━━ Text section ━━
Kilmorey Street 1914

This is the next in our series of Lists of Residents of streets of our town from former times. These can be utilised in many ways …

…. but are also of general interest. Most of the names here remain common today and it is a simple enough procedure to check whether any of these people were your forbears or those of your neighbours.

J Curran of number six was a policeman in the Royal Irish Constabulary. They lived openly among our townspeople then! Number seventeen was a ‘nurses’ home’ for the Misses McAlister and O’Doherty. The Independent Club was thriving at number 30. Was the Terence Ruddy of number six the same man who formed and led to success the Independent & St Joseph’s Band associated with that Club? Probably. Was the Denis Ward of 29 a forbear of the Denis who did doorman for a time in the same club two decades ago? Or the recently-retired Abbey Primary schoolteacher Denis of Carlingford Park?

You will ask your own questions! After the list below, I have illustrated how one name here, Philip Coonagh, sparked an extensive search by your author in pursuit of minor details of his own family history. The latter has become the primary recreational pursuit of Americans and others and one of the chief uses of the World Wide Web. Maybe this’ll be enough to set you off on the same path?

Kilmorey Street 1914

 

1 Daniel McVeigh

2 S J Morrow & Co

3 Michael O’Hare

6 Terence Ruddy

7 J Curran RIC

8 John McCourt

10 G Kane

11 Mrs McIvor

13 Miss McGuigan

14 Patrick Brennan

15 Mrs Craig

16 John Fox

17 Nurses Home Ms McAlister & O’Doherty

18 Philip Coonagh

22 James Ward

24 Mary McConville

25 Patrick Larrissy

26, 28 & 31 John Brown

27 Joseph Murphy

29 Denis Ward

30 Independent Club

32 John White

34 Patrick Murphy

36 John McGuigan

39 W E Squire

40 John Stuart

42 Bridger Rowan

43 Margaret Cruckshank

44 Mary McCourt

45 Ann McQuaid

46 T McGivern

47 Joseph Murphy

48 J H Potter

49 Mrs McGauley
 

I learned in adulthood from my mother that a lady friend of hers and of Sonny’s, my father, by the name of Kathleen Cooney, was godmother to me at my baptism.  She was a distant blood relative. I never knew her. Still I determined to find out more.

There was no trace of any such lady in the records in the streets where she ought to have been found. I tried variations on the surname spelling. This is an outline of what I discovered!

The Philip Coonagh of 18 Kilmorey Street in 1914 had two brothers, Edward and Frank and a sister Kathleen, the lady whose history I was researching!

In later life Philip married Nancy Devine, sister of Charlie who was father of several sons, including my brother-in-law Kieran. Philip and Nancy emigrated to England where they had two children Teddy and Priscilla. She married the eldest of the Briscoe boys of Monaghan Row, Pat. They too settled in England where Pat died.
━━━
━━ Excerpted data ━━
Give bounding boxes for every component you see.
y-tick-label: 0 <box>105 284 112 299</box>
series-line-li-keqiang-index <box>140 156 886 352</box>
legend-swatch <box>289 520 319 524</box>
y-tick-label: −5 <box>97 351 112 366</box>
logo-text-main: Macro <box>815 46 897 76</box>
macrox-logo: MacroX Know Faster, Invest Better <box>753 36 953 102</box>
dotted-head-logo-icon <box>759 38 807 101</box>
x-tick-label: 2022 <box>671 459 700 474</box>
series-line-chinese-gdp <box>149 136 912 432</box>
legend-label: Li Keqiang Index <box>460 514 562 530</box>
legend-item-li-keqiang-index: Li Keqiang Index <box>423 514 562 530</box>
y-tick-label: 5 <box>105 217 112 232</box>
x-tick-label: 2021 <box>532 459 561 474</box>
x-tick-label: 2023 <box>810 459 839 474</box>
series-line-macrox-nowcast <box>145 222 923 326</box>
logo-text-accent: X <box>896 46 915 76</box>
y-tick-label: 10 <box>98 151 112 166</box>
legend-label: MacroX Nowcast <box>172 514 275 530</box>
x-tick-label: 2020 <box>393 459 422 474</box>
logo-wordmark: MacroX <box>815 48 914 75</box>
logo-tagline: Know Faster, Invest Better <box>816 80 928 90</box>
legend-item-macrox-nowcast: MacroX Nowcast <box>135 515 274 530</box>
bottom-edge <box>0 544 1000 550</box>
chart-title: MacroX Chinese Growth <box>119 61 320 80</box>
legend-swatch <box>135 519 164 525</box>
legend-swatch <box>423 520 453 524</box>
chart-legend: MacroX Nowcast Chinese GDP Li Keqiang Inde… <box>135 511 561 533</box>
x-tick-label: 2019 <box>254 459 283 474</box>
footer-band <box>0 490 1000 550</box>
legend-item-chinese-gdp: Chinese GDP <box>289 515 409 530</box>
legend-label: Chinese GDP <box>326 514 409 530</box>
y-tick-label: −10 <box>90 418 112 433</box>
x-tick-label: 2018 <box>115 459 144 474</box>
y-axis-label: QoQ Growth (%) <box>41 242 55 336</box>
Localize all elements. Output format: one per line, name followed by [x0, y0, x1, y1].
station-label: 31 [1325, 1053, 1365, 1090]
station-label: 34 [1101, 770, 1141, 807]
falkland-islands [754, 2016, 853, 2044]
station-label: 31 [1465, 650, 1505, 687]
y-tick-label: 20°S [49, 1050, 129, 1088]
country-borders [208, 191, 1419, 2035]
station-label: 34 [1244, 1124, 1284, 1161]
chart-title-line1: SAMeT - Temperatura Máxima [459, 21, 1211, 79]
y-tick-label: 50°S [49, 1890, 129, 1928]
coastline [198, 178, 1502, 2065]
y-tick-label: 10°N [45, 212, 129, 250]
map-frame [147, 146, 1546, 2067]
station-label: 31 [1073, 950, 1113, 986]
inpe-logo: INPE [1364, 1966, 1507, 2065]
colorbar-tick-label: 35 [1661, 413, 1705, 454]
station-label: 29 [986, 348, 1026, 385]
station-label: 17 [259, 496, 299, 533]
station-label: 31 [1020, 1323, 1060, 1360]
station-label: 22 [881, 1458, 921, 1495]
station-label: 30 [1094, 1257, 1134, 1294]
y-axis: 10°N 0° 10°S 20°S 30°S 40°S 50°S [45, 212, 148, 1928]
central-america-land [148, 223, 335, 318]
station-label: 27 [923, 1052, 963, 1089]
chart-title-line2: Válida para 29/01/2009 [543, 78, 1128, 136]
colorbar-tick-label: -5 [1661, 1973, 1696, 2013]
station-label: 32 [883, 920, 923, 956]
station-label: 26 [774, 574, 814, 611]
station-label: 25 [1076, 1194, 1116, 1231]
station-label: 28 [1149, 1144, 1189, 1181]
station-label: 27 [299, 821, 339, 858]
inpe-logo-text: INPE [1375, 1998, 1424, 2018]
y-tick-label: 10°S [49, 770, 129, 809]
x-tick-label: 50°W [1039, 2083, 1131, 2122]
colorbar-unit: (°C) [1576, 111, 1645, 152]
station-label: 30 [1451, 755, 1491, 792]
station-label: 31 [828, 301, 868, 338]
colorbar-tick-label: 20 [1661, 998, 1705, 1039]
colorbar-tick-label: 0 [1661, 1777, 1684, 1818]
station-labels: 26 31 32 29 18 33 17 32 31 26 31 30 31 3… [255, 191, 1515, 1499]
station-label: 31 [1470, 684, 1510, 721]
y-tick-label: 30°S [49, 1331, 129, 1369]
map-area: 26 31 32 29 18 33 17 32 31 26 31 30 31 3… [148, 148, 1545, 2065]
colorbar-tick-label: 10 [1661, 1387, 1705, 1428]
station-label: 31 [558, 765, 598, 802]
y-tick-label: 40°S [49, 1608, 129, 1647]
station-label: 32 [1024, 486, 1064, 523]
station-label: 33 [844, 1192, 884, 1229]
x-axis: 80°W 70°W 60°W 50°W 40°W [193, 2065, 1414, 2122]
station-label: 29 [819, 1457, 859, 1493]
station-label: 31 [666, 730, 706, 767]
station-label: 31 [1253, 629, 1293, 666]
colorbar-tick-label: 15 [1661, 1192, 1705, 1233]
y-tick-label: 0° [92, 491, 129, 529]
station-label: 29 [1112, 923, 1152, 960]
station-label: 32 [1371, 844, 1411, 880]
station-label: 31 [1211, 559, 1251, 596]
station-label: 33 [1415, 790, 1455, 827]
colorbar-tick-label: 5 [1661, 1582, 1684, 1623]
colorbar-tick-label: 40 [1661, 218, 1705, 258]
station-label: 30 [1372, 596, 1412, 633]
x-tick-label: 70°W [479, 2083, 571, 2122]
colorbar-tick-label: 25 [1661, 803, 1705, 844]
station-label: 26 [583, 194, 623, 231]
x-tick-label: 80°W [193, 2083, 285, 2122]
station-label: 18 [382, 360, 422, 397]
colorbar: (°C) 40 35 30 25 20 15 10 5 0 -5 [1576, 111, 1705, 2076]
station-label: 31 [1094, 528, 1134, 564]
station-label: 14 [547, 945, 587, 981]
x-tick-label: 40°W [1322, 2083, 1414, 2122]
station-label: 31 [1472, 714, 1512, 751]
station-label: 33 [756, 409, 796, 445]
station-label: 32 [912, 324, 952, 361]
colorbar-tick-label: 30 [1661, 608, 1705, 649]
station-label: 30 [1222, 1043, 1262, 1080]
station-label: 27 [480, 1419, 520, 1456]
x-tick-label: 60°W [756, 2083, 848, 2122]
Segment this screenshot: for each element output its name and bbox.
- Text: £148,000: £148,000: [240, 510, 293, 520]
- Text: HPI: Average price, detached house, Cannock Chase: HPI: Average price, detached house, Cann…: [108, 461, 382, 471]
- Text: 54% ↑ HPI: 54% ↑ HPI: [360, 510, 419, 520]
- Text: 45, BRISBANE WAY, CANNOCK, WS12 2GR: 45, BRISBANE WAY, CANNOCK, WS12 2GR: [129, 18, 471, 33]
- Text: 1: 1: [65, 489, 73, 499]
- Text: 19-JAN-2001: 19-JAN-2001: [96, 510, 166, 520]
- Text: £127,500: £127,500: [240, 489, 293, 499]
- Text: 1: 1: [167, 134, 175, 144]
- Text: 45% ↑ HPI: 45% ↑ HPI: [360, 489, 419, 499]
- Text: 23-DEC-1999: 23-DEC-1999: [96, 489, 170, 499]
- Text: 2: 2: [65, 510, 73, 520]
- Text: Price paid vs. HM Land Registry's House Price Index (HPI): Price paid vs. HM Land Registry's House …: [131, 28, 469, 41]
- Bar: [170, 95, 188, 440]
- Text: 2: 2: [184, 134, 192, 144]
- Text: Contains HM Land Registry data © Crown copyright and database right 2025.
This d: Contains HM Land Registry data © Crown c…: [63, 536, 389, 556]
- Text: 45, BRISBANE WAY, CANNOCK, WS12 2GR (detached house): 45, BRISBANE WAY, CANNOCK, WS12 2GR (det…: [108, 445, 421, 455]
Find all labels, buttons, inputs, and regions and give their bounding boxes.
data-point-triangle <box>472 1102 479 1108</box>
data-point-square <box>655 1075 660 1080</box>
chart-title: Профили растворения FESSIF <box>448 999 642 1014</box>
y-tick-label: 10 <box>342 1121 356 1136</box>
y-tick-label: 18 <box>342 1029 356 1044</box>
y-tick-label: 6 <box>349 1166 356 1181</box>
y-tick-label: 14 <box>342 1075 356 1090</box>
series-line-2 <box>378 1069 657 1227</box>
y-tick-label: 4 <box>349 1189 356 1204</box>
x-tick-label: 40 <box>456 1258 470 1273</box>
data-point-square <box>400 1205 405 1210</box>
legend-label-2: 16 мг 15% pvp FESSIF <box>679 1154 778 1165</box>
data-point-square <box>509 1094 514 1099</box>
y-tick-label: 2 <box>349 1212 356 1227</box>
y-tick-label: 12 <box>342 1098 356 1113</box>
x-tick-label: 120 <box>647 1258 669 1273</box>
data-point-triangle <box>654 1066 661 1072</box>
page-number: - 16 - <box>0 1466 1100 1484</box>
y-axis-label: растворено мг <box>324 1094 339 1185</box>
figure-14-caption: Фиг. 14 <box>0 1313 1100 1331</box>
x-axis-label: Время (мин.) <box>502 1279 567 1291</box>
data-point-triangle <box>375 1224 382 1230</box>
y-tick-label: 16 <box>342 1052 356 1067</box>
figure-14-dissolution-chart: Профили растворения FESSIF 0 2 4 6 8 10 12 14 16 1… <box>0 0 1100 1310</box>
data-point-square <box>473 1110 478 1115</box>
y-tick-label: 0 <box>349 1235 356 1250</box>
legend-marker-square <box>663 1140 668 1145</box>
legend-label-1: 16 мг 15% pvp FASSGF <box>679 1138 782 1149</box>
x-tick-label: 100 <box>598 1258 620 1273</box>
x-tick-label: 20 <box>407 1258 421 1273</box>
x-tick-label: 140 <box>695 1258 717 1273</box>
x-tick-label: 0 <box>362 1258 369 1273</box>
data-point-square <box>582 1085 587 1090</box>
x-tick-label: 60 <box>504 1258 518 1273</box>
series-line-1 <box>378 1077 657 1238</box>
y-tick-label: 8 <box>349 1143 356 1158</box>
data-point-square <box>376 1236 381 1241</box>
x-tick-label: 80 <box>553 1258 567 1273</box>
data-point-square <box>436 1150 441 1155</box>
━━━
- _Task set_:
A. In the Kilmorey Street text, what was the occupation of J Curran of number six?
B. Please reproduce the Kilmorey Street text from "45 Ann McQuaid" up to and including "what I discovered!".
Rely on the Kilmorey Street text alone, not the rows.

- _Written answers_:
A. He was a policeman in the Royal Irish Constabulary.

B.
45 Ann McQuaid

46 T McGivern

47 Joseph Murphy

48 J H Potter

49 Mrs McGauley
 

I learned in adulthood from my mother that a lady friend of hers and of Sonny’s, my father, by the name of Kathleen Cooney, was godmother to me at my baptism.  She was a distant blood relative. I never knew her. Still I determined to find out more.

There was no trace of any such lady in the records in the streets where she ought to have been found. I tried variations on the surname spelling. This is an outline of what I discovered!